** start Supplied material **

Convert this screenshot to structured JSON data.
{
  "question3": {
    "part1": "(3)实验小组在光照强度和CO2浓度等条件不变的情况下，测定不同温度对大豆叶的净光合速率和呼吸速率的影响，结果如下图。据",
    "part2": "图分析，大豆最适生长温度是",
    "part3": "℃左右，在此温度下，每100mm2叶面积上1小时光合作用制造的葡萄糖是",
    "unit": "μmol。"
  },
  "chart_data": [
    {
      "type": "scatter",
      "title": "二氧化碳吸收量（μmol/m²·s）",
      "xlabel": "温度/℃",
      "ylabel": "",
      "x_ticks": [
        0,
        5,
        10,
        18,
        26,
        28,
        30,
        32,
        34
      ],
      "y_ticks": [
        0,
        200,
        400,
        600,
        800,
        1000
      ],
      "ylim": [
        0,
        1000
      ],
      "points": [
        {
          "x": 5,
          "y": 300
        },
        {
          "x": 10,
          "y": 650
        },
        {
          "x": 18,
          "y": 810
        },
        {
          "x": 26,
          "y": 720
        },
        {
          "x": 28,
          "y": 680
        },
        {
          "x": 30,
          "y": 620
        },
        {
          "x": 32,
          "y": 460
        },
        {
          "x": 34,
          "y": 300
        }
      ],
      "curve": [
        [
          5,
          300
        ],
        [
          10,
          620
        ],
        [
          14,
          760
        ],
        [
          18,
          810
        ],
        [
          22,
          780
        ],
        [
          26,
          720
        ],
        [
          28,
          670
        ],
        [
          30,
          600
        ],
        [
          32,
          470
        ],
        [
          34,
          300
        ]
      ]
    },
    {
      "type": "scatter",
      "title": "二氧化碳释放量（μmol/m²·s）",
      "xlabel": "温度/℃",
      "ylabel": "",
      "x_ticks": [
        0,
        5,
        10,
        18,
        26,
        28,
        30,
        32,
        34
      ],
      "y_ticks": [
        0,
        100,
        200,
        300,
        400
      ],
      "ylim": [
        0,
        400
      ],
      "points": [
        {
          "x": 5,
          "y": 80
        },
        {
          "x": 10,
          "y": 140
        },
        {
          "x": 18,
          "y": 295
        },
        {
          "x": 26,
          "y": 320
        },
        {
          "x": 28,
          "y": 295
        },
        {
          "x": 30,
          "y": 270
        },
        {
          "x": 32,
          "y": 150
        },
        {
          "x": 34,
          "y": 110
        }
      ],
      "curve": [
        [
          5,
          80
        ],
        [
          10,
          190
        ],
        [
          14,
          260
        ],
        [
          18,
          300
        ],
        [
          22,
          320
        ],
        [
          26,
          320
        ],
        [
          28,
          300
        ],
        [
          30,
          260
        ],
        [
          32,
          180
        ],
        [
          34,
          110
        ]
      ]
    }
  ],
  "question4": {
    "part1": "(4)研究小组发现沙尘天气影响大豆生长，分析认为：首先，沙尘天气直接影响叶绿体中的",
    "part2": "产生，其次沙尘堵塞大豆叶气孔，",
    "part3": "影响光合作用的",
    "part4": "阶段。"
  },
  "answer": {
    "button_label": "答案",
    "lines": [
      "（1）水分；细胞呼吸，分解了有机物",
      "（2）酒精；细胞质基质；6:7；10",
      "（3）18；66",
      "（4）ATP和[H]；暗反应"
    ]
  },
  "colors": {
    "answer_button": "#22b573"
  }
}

** end Supplied material **

Exercise brief.
Gather all the lines that include the word "μmol" and copy them out.

Solution for this task.
    "unit": "μmol。"
      "title": "二氧化碳吸收量（μmol/m²·s）",
      "title": "二氧化碳释放量（μmol/m²·s）",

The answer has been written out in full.